● TASK BRIEF
Write out the full listing exactly as given, minus the images.

-------- DATASET RECORDS

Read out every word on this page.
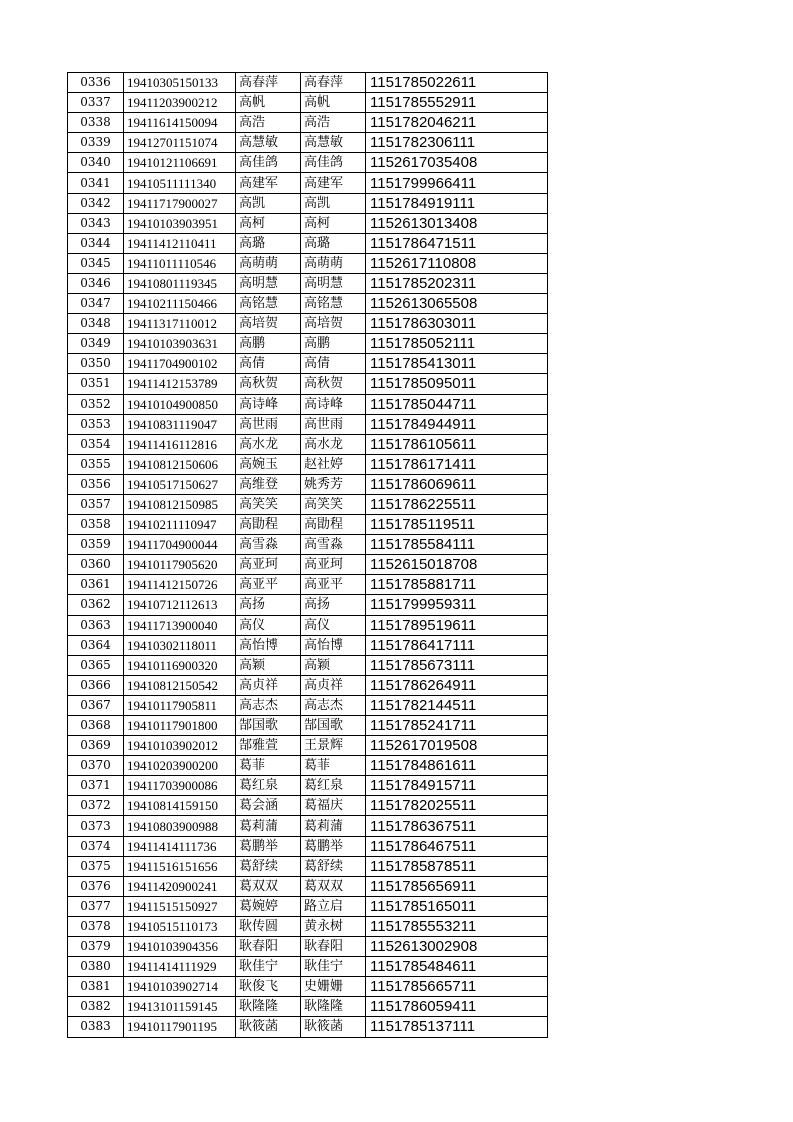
0336	19410305150133	高春萍	高春萍	1151785022611
0337	19411203900212	高帆	高帆	1151785552911
0338	19411614150094	高浩	高浩	1151782046211
0339	19412701151074	高慧敏	高慧敏	1151782306111
0340	19410121106691	高佳鸽	高佳鸽	1152617035408
0341	19410511111340	高建军	高建军	1151799966411
0342	19411717900027	高凯	高凯	1151784919111
0343	19410103903951	高柯	高柯	1152613013408
0344	19411412110411	高璐	高璐	1151786471511
0345	19411011110546	高萌萌	高萌萌	1152617110808
0346	19410801119345	高明慧	高明慧	1151785202311
0347	19410211150466	高铭慧	高铭慧	1152613065508
0348	19411317110012	高培贺	高培贺	1151786303011
0349	19410103903631	高鹏	高鹏	1151785052111
0350	19411704900102	高倩	高倩	1151785413011
0351	19411412153789	高秋贺	高秋贺	1151785095011
0352	19410104900850	高诗峰	高诗峰	1151785044711
0353	19410831119047	高世雨	高世雨	1151784944911
0354	19411416112816	高水龙	高水龙	1151786105611
0355	19410812150606	高婉玉	赵社婷	1151786171411
0356	19410517150627	高维登	姚秀芳	1151786069611
0357	19410812150985	高笑笑	高笑笑	1151786225511
0358	19410211110947	高勖程	高勖程	1151785119511
0359	19411704900044	高雪淼	高雪淼	1151785584111
0360	19410117905620	高亚珂	高亚珂	1152615018708
0361	19411412150726	高亚平	高亚平	1151785881711
0362	19410712112613	高扬	高扬	1151799959311
0363	19411713900040	高仪	高仪	1151789519611
0364	19410302118011	高怡博	高怡博	1151786417111
0365	19410116900320	高颖	高颖	1151785673111
0366	19410812150542	高贞祥	高贞祥	1151786264911
0367	19410117905811	高志杰	高志杰	1151782144511
0368	19410117901800	郜国歌	郜国歌	1151785241711
0369	19410103902012	郜雅萱	王景辉	1152617019508
0370	19410203900200	葛菲	葛菲	1151784861611
0371	19411703900086	葛红泉	葛红泉	1151784915711
0372	19410814159150	葛会涵	葛福庆	1151782025511
0373	19410803900988	葛莉蒲	葛莉蒲	1151786367511
0374	19411414111736	葛鹏举	葛鹏举	1151786467511
0375	19411516151656	葛舒续	葛舒续	1151785878511
0376	19411420900241	葛双双	葛双双	1151785656911
0377	19411515150927	葛婉婷	路立启	1151785165011
0378	19410515110173	耿传圆	黄永树	1151785553211
0379	19410103904356	耿春阳	耿春阳	1152613002908
0380	19411414111929	耿佳宁	耿佳宁	1151785484611
0381	19410103902714	耿俊飞	史姗姗	1151785665711
0382	19413101159145	耿隆隆	耿隆隆	1151786059411
0383	19410117901195	耿筱菡	耿筱菡	1151785137111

----------------

● THE RESULT
Read out every word on this page.
0336	19410305150133	高春萍	高春萍	1151785022611
0337	19411203900212	高帆	高帆	1151785552911
0338	19411614150094	高浩	高浩	1151782046211
0339	19412701151074	高慧敏	高慧敏	1151782306111
0340	19410121106691	高佳鸽	高佳鸽	1152617035408
0341	19410511111340	高建军	高建军	1151799966411
0342	19411717900027	高凯	高凯	1151784919111
0343	19410103903951	高柯	高柯	1152613013408
0344	19411412110411	高璐	高璐	1151786471511
0345	19411011110546	高萌萌	高萌萌	1152617110808
0346	19410801119345	高明慧	高明慧	1151785202311
0347	19410211150466	高铭慧	高铭慧	1152613065508
0348	19411317110012	高培贺	高培贺	1151786303011
0349	19410103903631	高鹏	高鹏	1151785052111
0350	19411704900102	高倩	高倩	1151785413011
0351	19411412153789	高秋贺	高秋贺	1151785095011
0352	19410104900850	高诗峰	高诗峰	1151785044711
0353	19410831119047	高世雨	高世雨	1151784944911
0354	19411416112816	高水龙	高水龙	1151786105611
0355	19410812150606	高婉玉	赵社婷	1151786171411
0356	19410517150627	高维登	姚秀芳	1151786069611
0357	19410812150985	高笑笑	高笑笑	1151786225511
0358	19410211110947	高勖程	高勖程	1151785119511
0359	19411704900044	高雪淼	高雪淼	1151785584111
0360	19410117905620	高亚珂	高亚珂	1152615018708
0361	19411412150726	高亚平	高亚平	1151785881711
0362	19410712112613	高扬	高扬	1151799959311
0363	19411713900040	高仪	高仪	1151789519611
0364	19410302118011	高怡博	高怡博	1151786417111
0365	19410116900320	高颖	高颖	1151785673111
0366	19410812150542	高贞祥	高贞祥	1151786264911
0367	19410117905811	高志杰	高志杰	1151782144511
0368	19410117901800	郜国歌	郜国歌	1151785241711
0369	19410103902012	郜雅萱	王景辉	1152617019508
0370	19410203900200	葛菲	葛菲	1151784861611
0371	19411703900086	葛红泉	葛红泉	1151784915711
0372	19410814159150	葛会涵	葛福庆	1151782025511
0373	19410803900988	葛莉蒲	葛莉蒲	1151786367511
0374	19411414111736	葛鹏举	葛鹏举	1151786467511
0375	19411516151656	葛舒续	葛舒续	1151785878511
0376	19411420900241	葛双双	葛双双	1151785656911
0377	19411515150927	葛婉婷	路立启	1151785165011
0378	19410515110173	耿传圆	黄永树	1151785553211
0379	19410103904356	耿春阳	耿春阳	1152613002908
0380	19411414111929	耿佳宁	耿佳宁	1151785484611
0381	19410103902714	耿俊飞	史姗姗	1151785665711
0382	19413101159145	耿隆隆	耿隆隆	1151786059411
0383	19410117901195	耿筱菡	耿筱菡	1151785137111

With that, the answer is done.